>> begin RECORDS SUPPLIED
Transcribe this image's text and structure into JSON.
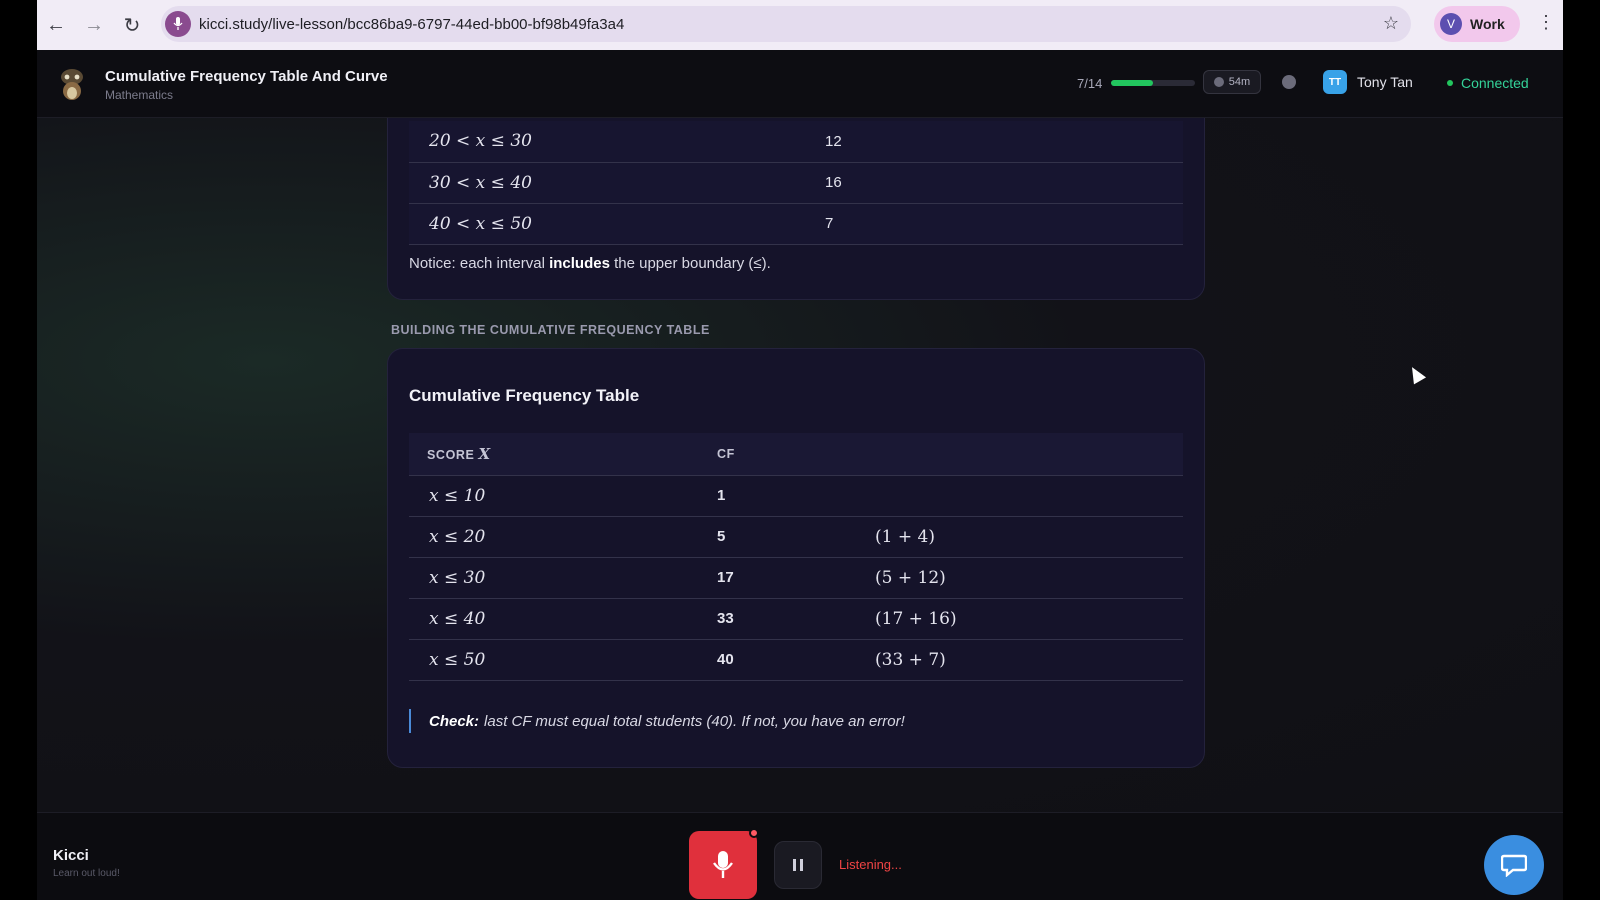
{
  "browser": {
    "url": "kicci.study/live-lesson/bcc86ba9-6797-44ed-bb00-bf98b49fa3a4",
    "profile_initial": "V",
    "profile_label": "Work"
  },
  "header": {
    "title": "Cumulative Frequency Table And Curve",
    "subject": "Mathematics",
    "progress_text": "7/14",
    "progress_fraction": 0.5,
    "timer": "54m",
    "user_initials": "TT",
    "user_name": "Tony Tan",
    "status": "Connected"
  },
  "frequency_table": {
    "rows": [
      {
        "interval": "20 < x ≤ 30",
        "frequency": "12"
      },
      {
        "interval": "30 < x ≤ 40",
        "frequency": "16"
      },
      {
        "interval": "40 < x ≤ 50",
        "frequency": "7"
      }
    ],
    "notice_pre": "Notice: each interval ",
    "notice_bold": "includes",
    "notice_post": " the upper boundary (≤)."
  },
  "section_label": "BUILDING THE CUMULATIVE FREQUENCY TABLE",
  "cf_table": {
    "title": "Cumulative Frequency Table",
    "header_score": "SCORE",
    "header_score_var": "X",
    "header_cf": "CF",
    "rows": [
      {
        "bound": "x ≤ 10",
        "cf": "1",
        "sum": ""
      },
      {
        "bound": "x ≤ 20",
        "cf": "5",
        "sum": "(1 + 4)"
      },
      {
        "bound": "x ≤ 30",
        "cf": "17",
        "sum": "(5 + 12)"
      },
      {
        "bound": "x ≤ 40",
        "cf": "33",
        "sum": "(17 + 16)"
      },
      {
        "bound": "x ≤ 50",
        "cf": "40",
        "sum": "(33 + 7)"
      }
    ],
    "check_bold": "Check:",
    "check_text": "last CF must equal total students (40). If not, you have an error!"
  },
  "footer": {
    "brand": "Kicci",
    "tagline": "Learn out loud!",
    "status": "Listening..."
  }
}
>> end RECORDS SUPPLIED
» WRITTEN INSTRUCTION:
All of the lines above should be retyped precisely, apart from the pictures.

» RESPONSE TO THIS TASK:
Transcribe this image's text and structure into JSON.
{
  "browser": {
    "url": "kicci.study/live-lesson/bcc86ba9-6797-44ed-bb00-bf98b49fa3a4",
    "profile_initial": "V",
    "profile_label": "Work"
  },
  "header": {
    "title": "Cumulative Frequency Table And Curve",
    "subject": "Mathematics",
    "progress_text": "7/14",
    "progress_fraction": 0.5,
    "timer": "54m",
    "user_initials": "TT",
    "user_name": "Tony Tan",
    "status": "Connected"
  },
  "frequency_table": {
    "rows": [
      {
        "interval": "20 < x ≤ 30",
        "frequency": "12"
      },
      {
        "interval": "30 < x ≤ 40",
        "frequency": "16"
      },
      {
        "interval": "40 < x ≤ 50",
        "frequency": "7"
      }
    ],
    "notice_pre": "Notice: each interval ",
    "notice_bold": "includes",
    "notice_post": " the upper boundary (≤)."
  },
  "section_label": "BUILDING THE CUMULATIVE FREQUENCY TABLE",
  "cf_table": {
    "title": "Cumulative Frequency Table",
    "header_score": "SCORE",
    "header_score_var": "X",
    "header_cf": "CF",
    "rows": [
      {
        "bound": "x ≤ 10",
        "cf": "1",
        "sum": ""
      },
      {
        "bound": "x ≤ 20",
        "cf": "5",
        "sum": "(1 + 4)"
      },
      {
        "bound": "x ≤ 30",
        "cf": "17",
        "sum": "(5 + 12)"
      },
      {
        "bound": "x ≤ 40",
        "cf": "33",
        "sum": "(17 + 16)"
      },
      {
        "bound": "x ≤ 50",
        "cf": "40",
        "sum": "(33 + 7)"
      }
    ],
    "check_bold": "Check:",
    "check_text": "last CF must equal total students (40). If not, you have an error!"
  },
  "footer": {
    "brand": "Kicci",
    "tagline": "Learn out loud!",
    "status": "Listening..."
  }
}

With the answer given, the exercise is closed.